THE REQUEST = With the pictures left out, copy the listing below exactly.
###
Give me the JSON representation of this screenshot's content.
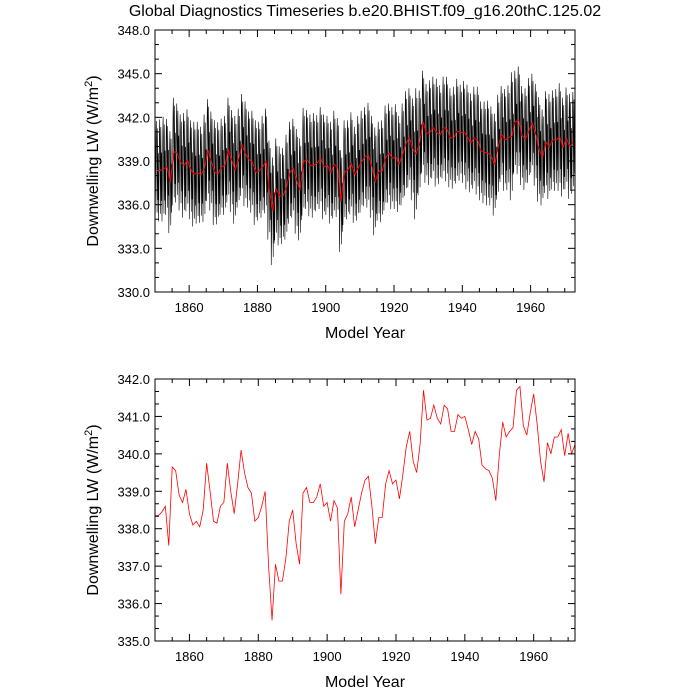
{
  "title": "Global Diagnostics Timeseries b.e20.BHIST.f09_g16.20thC.125.02",
  "colors": {
    "monthly": "#000000",
    "annual": "#ff0000",
    "axis": "#000000",
    "background": "#ffffff"
  },
  "chart_data": [
    {
      "type": "line",
      "panel": "top",
      "xlabel": "Model Year",
      "ylabel": "Downwelling LW (W/m",
      "ylabel_sup": "2",
      "ylabel_tail": ")",
      "xlim": [
        1850,
        1973
      ],
      "ylim": [
        330.0,
        348.0
      ],
      "xticks": [
        1860,
        1880,
        1900,
        1920,
        1940,
        1960
      ],
      "yticks": [
        "330.0",
        "333.0",
        "336.0",
        "339.0",
        "342.0",
        "345.0",
        "348.0"
      ],
      "series": [
        {
          "name": "monthly",
          "color": "#000000",
          "seasonal_amplitude": [
            3.4,
            3.5,
            3.6,
            3.3,
            3.5,
            3.7,
            3.4,
            3.3,
            3.6,
            3.5,
            3.4,
            3.6,
            3.5,
            3.3,
            3.7,
            3.5,
            3.4,
            3.6,
            3.5,
            3.3,
            3.4,
            3.6,
            3.5,
            3.7,
            3.4,
            3.5,
            3.6,
            3.3,
            3.5,
            3.6,
            3.4,
            3.5,
            3.6,
            3.4,
            3.7,
            3.5,
            3.4,
            3.3,
            3.6,
            3.5,
            3.4,
            3.6,
            3.5,
            3.7,
            3.4,
            3.5,
            3.6,
            3.3,
            3.5,
            3.6,
            3.4,
            3.5,
            3.7,
            3.4,
            3.5,
            3.6,
            3.4,
            3.5,
            3.3,
            3.6,
            3.5,
            3.4,
            3.6,
            3.5,
            3.7,
            3.4,
            3.5,
            3.6,
            3.4,
            3.5,
            3.6,
            3.3,
            3.5,
            3.6,
            3.4,
            3.5,
            4.5,
            3.6,
            3.5,
            3.4,
            3.6,
            3.5,
            3.7,
            3.4,
            3.5,
            3.6,
            3.4,
            3.5,
            3.6,
            3.3,
            3.5,
            3.6,
            3.4,
            3.5,
            3.7,
            3.4,
            3.5,
            3.6,
            3.4,
            3.5,
            3.6,
            3.3,
            3.5,
            3.6,
            4.4,
            3.5,
            3.7,
            3.4,
            3.5,
            3.6,
            3.4,
            3.5,
            3.6,
            3.3,
            3.5,
            3.6,
            3.4,
            3.5,
            3.7,
            3.4,
            3.5,
            3.6
          ]
        },
        {
          "name": "annual",
          "color": "#ff0000"
        }
      ]
    },
    {
      "type": "line",
      "panel": "bottom",
      "xlabel": "Model Year",
      "ylabel": "Downwelling LW (W/m",
      "ylabel_sup": "2",
      "ylabel_tail": ")",
      "xlim": [
        1850,
        1972
      ],
      "ylim": [
        335.0,
        342.0
      ],
      "xticks": [
        1860,
        1880,
        1900,
        1920,
        1940,
        1960
      ],
      "yticks": [
        "335.0",
        "336.0",
        "337.0",
        "338.0",
        "339.0",
        "340.0",
        "341.0",
        "342.0"
      ],
      "series": [
        {
          "name": "annual",
          "color": "#ff0000",
          "x": [
            1850,
            1851,
            1852,
            1853,
            1854,
            1855,
            1856,
            1857,
            1858,
            1859,
            1860,
            1861,
            1862,
            1863,
            1864,
            1865,
            1866,
            1867,
            1868,
            1869,
            1870,
            1871,
            1872,
            1873,
            1874,
            1875,
            1876,
            1877,
            1878,
            1879,
            1880,
            1881,
            1882,
            1883,
            1884,
            1885,
            1886,
            1887,
            1888,
            1889,
            1890,
            1891,
            1892,
            1893,
            1894,
            1895,
            1896,
            1897,
            1898,
            1899,
            1900,
            1901,
            1902,
            1903,
            1904,
            1905,
            1906,
            1907,
            1908,
            1909,
            1910,
            1911,
            1912,
            1913,
            1914,
            1915,
            1916,
            1917,
            1918,
            1919,
            1920,
            1921,
            1922,
            1923,
            1924,
            1925,
            1926,
            1927,
            1928,
            1929,
            1930,
            1931,
            1932,
            1933,
            1934,
            1935,
            1936,
            1937,
            1938,
            1939,
            1940,
            1941,
            1942,
            1943,
            1944,
            1945,
            1946,
            1947,
            1948,
            1949,
            1950,
            1951,
            1952,
            1953,
            1954,
            1955,
            1956,
            1957,
            1958,
            1959,
            1960,
            1961,
            1962,
            1963,
            1964,
            1965,
            1966,
            1967,
            1968,
            1969,
            1970,
            1971,
            1972
          ],
          "values": [
            338.35,
            338.35,
            338.45,
            338.6,
            337.55,
            339.65,
            339.55,
            338.9,
            338.7,
            339.05,
            338.4,
            338.1,
            338.2,
            338.05,
            338.5,
            339.75,
            339.0,
            338.2,
            338.15,
            338.6,
            338.7,
            339.75,
            339.0,
            338.4,
            339.2,
            340.1,
            339.5,
            339.1,
            338.95,
            338.2,
            338.3,
            338.6,
            339.0,
            337.0,
            335.55,
            337.05,
            336.6,
            336.6,
            337.2,
            338.2,
            338.5,
            337.6,
            337.05,
            338.95,
            339.1,
            338.7,
            338.7,
            338.85,
            339.2,
            338.6,
            338.7,
            338.2,
            338.75,
            338.55,
            336.25,
            338.2,
            338.4,
            338.85,
            338.05,
            338.5,
            338.95,
            339.3,
            339.4,
            338.6,
            337.6,
            338.3,
            338.3,
            339.2,
            339.55,
            339.2,
            339.3,
            338.8,
            339.45,
            340.2,
            340.6,
            339.8,
            339.5,
            340.25,
            341.7,
            340.9,
            340.95,
            341.3,
            340.95,
            340.8,
            341.3,
            341.2,
            340.6,
            340.6,
            341.05,
            340.95,
            341.0,
            340.65,
            340.25,
            340.6,
            340.4,
            339.7,
            339.6,
            339.55,
            339.35,
            338.75,
            339.95,
            340.85,
            340.45,
            340.6,
            340.7,
            341.7,
            341.8,
            340.75,
            340.5,
            341.1,
            341.6,
            340.8,
            339.8,
            339.25,
            340.3,
            340.0,
            340.45,
            340.45,
            340.65,
            339.95,
            340.55,
            340.0,
            340.25
          ]
        }
      ]
    }
  ]
}
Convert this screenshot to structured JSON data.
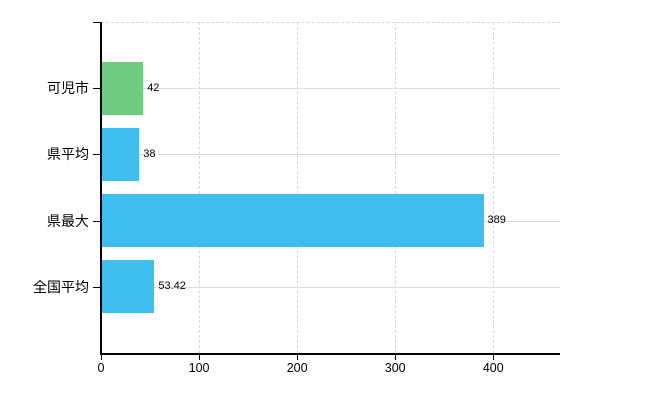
{
  "chart_data": {
    "type": "bar",
    "orientation": "horizontal",
    "title": "",
    "xlabel": "",
    "ylabel": "",
    "categories": [
      "可児市",
      "県平均",
      "県最大",
      "全国平均"
    ],
    "values": [
      42,
      38,
      389,
      53.42
    ],
    "value_labels": [
      "42",
      "38",
      "389",
      "53.42"
    ],
    "bar_colors": [
      "#6fcc80",
      "#3fbdee",
      "#3fbdee",
      "#3fbdee"
    ],
    "x_ticks": [
      0,
      100,
      200,
      300,
      400
    ],
    "x_tick_labels": [
      "0",
      "100",
      "200",
      "300",
      "400"
    ],
    "xlim": [
      0,
      468
    ],
    "grid": true,
    "legend": null,
    "colors": {
      "axis": "#000000",
      "gridline": "#d9d9d9",
      "background": "#ffffff",
      "text": "#000000"
    }
  }
}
###
SOLUTION TO THIS TASK =
Give me the JSON representation of this screenshot's content.
{
  "title": "Global Diagnostics Timeseries b.e20.BHIST.f09_g16.20thC.125.02",
  "colors": {
    "monthly": "#000000",
    "annual": "#ff0000",
    "axis": "#000000",
    "background": "#ffffff"
  },
  "chart_data": [
    {
      "type": "line",
      "panel": "top",
      "xlabel": "Model Year",
      "ylabel": "Downwelling LW (W/m",
      "ylabel_sup": "2",
      "ylabel_tail": ")",
      "xlim": [
        1850,
        1973
      ],
      "ylim": [
        330.0,
        348.0
      ],
      "xticks": [
        1860,
        1880,
        1900,
        1920,
        1940,
        1960
      ],
      "yticks": [
        "330.0",
        "333.0",
        "336.0",
        "339.0",
        "342.0",
        "345.0",
        "348.0"
      ],
      "series": [
        {
          "name": "monthly",
          "color": "#000000",
          "seasonal_amplitude": [
            3.4,
            3.5,
            3.6,
            3.3,
            3.5,
            3.7,
            3.4,
            3.3,
            3.6,
            3.5,
            3.4,
            3.6,
            3.5,
            3.3,
            3.7,
            3.5,
            3.4,
            3.6,
            3.5,
            3.3,
            3.4,
            3.6,
            3.5,
            3.7,
            3.4,
            3.5,
            3.6,
            3.3,
            3.5,
            3.6,
            3.4,
            3.5,
            3.6,
            3.4,
            3.7,
            3.5,
            3.4,
            3.3,
            3.6,
            3.5,
            3.4,
            3.6,
            3.5,
            3.7,
            3.4,
            3.5,
            3.6,
            3.3,
            3.5,
            3.6,
            3.4,
            3.5,
            3.7,
            3.4,
            3.5,
            3.6,
            3.4,
            3.5,
            3.3,
            3.6,
            3.5,
            3.4,
            3.6,
            3.5,
            3.7,
            3.4,
            3.5,
            3.6,
            3.4,
            3.5,
            3.6,
            3.3,
            3.5,
            3.6,
            3.4,
            3.5,
            4.5,
            3.6,
            3.5,
            3.4,
            3.6,
            3.5,
            3.7,
            3.4,
            3.5,
            3.6,
            3.4,
            3.5,
            3.6,
            3.3,
            3.5,
            3.6,
            3.4,
            3.5,
            3.7,
            3.4,
            3.5,
            3.6,
            3.4,
            3.5,
            3.6,
            3.3,
            3.5,
            3.6,
            4.4,
            3.5,
            3.7,
            3.4,
            3.5,
            3.6,
            3.4,
            3.5,
            3.6,
            3.3,
            3.5,
            3.6,
            3.4,
            3.5,
            3.7,
            3.4,
            3.5,
            3.6
          ]
        },
        {
          "name": "annual",
          "color": "#ff0000"
        }
      ]
    },
    {
      "type": "line",
      "panel": "bottom",
      "xlabel": "Model Year",
      "ylabel": "Downwelling LW (W/m",
      "ylabel_sup": "2",
      "ylabel_tail": ")",
      "xlim": [
        1850,
        1972
      ],
      "ylim": [
        335.0,
        342.0
      ],
      "xticks": [
        1860,
        1880,
        1900,
        1920,
        1940,
        1960
      ],
      "yticks": [
        "335.0",
        "336.0",
        "337.0",
        "338.0",
        "339.0",
        "340.0",
        "341.0",
        "342.0"
      ],
      "series": [
        {
          "name": "annual",
          "color": "#ff0000",
          "x": [
            1850,
            1851,
            1852,
            1853,
            1854,
            1855,
            1856,
            1857,
            1858,
            1859,
            1860,
            1861,
            1862,
            1863,
            1864,
            1865,
            1866,
            1867,
            1868,
            1869,
            1870,
            1871,
            1872,
            1873,
            1874,
            1875,
            1876,
            1877,
            1878,
            1879,
            1880,
            1881,
            1882,
            1883,
            1884,
            1885,
            1886,
            1887,
            1888,
            1889,
            1890,
            1891,
            1892,
            1893,
            1894,
            1895,
            1896,
            1897,
            1898,
            1899,
            1900,
            1901,
            1902,
            1903,
            1904,
            1905,
            1906,
            1907,
            1908,
            1909,
            1910,
            1911,
            1912,
            1913,
            1914,
            1915,
            1916,
            1917,
            1918,
            1919,
            1920,
            1921,
            1922,
            1923,
            1924,
            1925,
            1926,
            1927,
            1928,
            1929,
            1930,
            1931,
            1932,
            1933,
            1934,
            1935,
            1936,
            1937,
            1938,
            1939,
            1940,
            1941,
            1942,
            1943,
            1944,
            1945,
            1946,
            1947,
            1948,
            1949,
            1950,
            1951,
            1952,
            1953,
            1954,
            1955,
            1956,
            1957,
            1958,
            1959,
            1960,
            1961,
            1962,
            1963,
            1964,
            1965,
            1966,
            1967,
            1968,
            1969,
            1970,
            1971,
            1972
          ],
          "values": [
            338.35,
            338.35,
            338.45,
            338.6,
            337.55,
            339.65,
            339.55,
            338.9,
            338.7,
            339.05,
            338.4,
            338.1,
            338.2,
            338.05,
            338.5,
            339.75,
            339.0,
            338.2,
            338.15,
            338.6,
            338.7,
            339.75,
            339.0,
            338.4,
            339.2,
            340.1,
            339.5,
            339.1,
            338.95,
            338.2,
            338.3,
            338.6,
            339.0,
            337.0,
            335.55,
            337.05,
            336.6,
            336.6,
            337.2,
            338.2,
            338.5,
            337.6,
            337.05,
            338.95,
            339.1,
            338.7,
            338.7,
            338.85,
            339.2,
            338.6,
            338.7,
            338.2,
            338.75,
            338.55,
            336.25,
            338.2,
            338.4,
            338.85,
            338.05,
            338.5,
            338.95,
            339.3,
            339.4,
            338.6,
            337.6,
            338.3,
            338.3,
            339.2,
            339.55,
            339.2,
            339.3,
            338.8,
            339.45,
            340.2,
            340.6,
            339.8,
            339.5,
            340.25,
            341.7,
            340.9,
            340.95,
            341.3,
            340.95,
            340.8,
            341.3,
            341.2,
            340.6,
            340.6,
            341.05,
            340.95,
            341.0,
            340.65,
            340.25,
            340.6,
            340.4,
            339.7,
            339.6,
            339.55,
            339.35,
            338.75,
            339.95,
            340.85,
            340.45,
            340.6,
            340.7,
            341.7,
            341.8,
            340.75,
            340.5,
            341.1,
            341.6,
            340.8,
            339.8,
            339.25,
            340.3,
            340.0,
            340.45,
            340.45,
            340.65,
            339.95,
            340.55,
            340.0,
            340.25
          ]
        }
      ]
    }
  ]
}
Convert this screenshot to structured JSON data.
{
  "chart_data": {
    "type": "bar",
    "orientation": "horizontal",
    "title": "",
    "xlabel": "",
    "ylabel": "",
    "categories": [
      "可児市",
      "県平均",
      "県最大",
      "全国平均"
    ],
    "values": [
      42,
      38,
      389,
      53.42
    ],
    "value_labels": [
      "42",
      "38",
      "389",
      "53.42"
    ],
    "bar_colors": [
      "#6fcc80",
      "#3fbdee",
      "#3fbdee",
      "#3fbdee"
    ],
    "x_ticks": [
      0,
      100,
      200,
      300,
      400
    ],
    "x_tick_labels": [
      "0",
      "100",
      "200",
      "300",
      "400"
    ],
    "xlim": [
      0,
      468
    ],
    "grid": true,
    "legend": null,
    "colors": {
      "axis": "#000000",
      "gridline": "#d9d9d9",
      "background": "#ffffff",
      "text": "#000000"
    }
  }
}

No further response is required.